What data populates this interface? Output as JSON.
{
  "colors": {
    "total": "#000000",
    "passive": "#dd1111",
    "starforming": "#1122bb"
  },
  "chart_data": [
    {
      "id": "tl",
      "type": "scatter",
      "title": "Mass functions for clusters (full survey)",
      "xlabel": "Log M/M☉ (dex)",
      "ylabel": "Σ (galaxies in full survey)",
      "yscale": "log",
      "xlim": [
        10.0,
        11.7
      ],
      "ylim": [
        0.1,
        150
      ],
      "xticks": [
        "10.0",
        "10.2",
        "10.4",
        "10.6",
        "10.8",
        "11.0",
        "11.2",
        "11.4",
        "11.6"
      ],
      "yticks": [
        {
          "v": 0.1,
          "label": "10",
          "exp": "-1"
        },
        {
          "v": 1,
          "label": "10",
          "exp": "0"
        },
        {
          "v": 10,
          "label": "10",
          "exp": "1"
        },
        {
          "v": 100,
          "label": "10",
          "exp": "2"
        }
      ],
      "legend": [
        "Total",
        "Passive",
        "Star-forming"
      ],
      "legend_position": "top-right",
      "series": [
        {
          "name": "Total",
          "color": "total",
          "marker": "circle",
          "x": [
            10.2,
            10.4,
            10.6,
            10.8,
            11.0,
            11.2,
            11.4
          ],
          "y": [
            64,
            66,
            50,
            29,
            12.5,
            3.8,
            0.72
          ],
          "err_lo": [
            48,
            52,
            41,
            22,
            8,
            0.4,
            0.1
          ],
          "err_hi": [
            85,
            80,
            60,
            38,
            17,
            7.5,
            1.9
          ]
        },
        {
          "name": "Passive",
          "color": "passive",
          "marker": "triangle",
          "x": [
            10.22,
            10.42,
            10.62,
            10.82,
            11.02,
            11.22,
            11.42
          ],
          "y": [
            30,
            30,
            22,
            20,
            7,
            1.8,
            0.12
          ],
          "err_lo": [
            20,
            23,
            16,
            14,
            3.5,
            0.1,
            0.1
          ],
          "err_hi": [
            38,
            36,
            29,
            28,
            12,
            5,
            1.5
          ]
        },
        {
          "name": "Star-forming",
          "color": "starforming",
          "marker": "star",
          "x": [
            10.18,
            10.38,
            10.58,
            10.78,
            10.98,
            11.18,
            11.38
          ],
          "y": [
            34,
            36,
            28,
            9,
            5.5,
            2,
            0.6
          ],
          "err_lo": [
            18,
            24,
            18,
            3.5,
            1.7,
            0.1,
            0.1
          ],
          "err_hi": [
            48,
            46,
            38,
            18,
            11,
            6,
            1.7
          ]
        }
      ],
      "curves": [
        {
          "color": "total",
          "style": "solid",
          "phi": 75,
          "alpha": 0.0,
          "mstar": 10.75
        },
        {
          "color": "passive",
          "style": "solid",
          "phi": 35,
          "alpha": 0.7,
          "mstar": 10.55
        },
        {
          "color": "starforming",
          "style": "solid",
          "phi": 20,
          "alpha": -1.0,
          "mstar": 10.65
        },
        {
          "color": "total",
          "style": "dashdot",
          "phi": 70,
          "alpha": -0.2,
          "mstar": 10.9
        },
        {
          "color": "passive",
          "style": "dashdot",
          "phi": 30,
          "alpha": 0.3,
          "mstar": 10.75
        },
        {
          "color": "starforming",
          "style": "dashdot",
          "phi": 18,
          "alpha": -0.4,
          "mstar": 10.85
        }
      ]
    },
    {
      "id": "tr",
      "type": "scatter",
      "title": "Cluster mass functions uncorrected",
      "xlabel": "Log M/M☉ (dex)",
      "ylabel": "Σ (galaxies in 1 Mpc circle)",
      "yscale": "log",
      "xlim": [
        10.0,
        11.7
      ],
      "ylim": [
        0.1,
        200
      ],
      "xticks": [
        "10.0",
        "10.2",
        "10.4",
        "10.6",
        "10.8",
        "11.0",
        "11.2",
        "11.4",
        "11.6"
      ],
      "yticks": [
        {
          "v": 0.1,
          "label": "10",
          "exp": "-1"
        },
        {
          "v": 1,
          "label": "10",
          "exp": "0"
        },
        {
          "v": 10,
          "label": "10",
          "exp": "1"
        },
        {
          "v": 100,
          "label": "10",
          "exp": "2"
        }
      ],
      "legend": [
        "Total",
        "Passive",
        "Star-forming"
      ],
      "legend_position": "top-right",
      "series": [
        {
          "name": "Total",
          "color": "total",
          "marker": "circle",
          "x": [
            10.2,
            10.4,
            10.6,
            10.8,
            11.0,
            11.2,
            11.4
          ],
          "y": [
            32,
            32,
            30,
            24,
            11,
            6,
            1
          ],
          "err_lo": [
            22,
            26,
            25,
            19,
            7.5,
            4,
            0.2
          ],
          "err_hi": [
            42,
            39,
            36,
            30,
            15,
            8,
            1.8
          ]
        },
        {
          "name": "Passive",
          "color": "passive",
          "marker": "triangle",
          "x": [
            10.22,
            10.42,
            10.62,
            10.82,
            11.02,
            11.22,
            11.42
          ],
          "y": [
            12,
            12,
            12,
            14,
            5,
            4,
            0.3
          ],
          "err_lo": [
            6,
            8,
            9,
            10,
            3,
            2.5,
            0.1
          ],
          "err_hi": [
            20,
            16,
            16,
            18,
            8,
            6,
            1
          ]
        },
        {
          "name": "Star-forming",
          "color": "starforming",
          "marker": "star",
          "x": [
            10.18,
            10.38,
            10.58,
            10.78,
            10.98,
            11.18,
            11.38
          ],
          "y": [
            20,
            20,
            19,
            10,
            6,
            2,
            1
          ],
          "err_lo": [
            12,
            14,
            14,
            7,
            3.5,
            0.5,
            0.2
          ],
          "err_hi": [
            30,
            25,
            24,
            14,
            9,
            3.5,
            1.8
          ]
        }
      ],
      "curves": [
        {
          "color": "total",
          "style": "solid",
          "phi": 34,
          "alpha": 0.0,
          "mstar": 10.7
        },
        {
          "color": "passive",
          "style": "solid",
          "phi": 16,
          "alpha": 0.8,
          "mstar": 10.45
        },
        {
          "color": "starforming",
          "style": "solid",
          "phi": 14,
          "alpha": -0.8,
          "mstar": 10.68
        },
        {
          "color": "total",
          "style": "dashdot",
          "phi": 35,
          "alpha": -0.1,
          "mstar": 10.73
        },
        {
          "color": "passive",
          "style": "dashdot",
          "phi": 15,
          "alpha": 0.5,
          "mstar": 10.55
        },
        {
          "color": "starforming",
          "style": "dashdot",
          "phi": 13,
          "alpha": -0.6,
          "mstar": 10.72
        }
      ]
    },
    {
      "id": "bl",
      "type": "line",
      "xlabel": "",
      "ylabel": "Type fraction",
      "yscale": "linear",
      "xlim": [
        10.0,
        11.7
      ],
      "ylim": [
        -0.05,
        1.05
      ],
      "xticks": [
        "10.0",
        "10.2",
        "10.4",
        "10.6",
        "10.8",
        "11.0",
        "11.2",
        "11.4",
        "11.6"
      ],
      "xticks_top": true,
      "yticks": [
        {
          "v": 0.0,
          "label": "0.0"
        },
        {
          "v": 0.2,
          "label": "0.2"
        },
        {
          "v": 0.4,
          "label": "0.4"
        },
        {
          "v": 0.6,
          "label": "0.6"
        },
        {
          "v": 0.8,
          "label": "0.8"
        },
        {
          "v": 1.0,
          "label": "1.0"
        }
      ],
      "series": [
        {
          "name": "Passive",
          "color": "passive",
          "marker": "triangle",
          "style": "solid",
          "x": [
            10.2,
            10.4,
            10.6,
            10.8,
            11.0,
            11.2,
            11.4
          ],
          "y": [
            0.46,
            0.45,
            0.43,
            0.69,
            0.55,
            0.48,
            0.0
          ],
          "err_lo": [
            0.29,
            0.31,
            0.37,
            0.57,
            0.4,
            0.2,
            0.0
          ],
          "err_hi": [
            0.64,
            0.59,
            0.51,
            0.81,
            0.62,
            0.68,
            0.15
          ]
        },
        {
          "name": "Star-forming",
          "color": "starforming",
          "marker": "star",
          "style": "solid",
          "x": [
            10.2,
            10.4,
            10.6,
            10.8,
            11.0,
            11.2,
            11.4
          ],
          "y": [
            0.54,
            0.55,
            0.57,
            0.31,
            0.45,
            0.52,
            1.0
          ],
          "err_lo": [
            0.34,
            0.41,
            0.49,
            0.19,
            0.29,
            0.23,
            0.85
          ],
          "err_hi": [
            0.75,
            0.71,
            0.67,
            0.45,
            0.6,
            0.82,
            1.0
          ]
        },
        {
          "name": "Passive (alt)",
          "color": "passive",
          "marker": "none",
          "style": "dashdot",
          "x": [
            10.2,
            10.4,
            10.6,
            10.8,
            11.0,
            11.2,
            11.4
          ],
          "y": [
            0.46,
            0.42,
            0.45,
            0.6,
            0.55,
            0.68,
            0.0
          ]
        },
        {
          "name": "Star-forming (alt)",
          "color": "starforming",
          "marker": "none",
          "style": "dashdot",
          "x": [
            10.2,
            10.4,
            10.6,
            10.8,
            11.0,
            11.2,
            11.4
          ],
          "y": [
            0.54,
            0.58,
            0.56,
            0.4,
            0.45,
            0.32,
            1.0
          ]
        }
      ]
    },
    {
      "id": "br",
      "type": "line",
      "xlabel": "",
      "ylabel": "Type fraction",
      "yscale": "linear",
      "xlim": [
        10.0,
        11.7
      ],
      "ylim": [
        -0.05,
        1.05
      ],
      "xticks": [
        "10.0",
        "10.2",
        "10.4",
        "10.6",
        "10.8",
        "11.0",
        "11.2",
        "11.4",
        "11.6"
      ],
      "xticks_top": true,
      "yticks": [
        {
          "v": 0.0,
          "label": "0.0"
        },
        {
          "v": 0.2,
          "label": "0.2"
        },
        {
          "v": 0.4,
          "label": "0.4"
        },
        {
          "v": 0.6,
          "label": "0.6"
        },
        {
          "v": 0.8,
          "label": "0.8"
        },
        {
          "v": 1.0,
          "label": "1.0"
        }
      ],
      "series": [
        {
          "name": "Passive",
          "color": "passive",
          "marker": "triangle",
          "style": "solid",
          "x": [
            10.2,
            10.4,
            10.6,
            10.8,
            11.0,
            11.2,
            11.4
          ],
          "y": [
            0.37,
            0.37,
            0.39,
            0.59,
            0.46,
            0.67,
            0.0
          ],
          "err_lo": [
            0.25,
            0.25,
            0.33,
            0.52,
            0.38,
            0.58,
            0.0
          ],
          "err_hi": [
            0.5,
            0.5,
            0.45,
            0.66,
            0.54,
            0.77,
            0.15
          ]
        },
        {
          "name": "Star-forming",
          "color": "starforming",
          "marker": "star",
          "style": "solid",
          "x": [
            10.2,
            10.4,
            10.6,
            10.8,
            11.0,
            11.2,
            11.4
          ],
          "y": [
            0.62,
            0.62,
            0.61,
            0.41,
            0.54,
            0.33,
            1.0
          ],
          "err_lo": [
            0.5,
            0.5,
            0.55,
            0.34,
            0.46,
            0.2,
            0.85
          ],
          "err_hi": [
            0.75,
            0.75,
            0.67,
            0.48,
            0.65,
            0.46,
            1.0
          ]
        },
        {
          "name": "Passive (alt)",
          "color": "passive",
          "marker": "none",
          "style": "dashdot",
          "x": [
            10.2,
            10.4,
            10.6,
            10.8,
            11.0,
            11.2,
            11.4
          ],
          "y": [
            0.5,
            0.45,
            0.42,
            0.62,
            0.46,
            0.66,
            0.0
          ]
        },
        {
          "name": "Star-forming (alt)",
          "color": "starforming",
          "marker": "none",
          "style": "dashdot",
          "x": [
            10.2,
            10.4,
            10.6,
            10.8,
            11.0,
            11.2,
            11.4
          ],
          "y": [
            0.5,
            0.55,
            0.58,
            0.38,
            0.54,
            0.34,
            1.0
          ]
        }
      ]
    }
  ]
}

# Exercise details
Say the number of lines in the records above that include the string "full", and no more.

# Reply to the task
2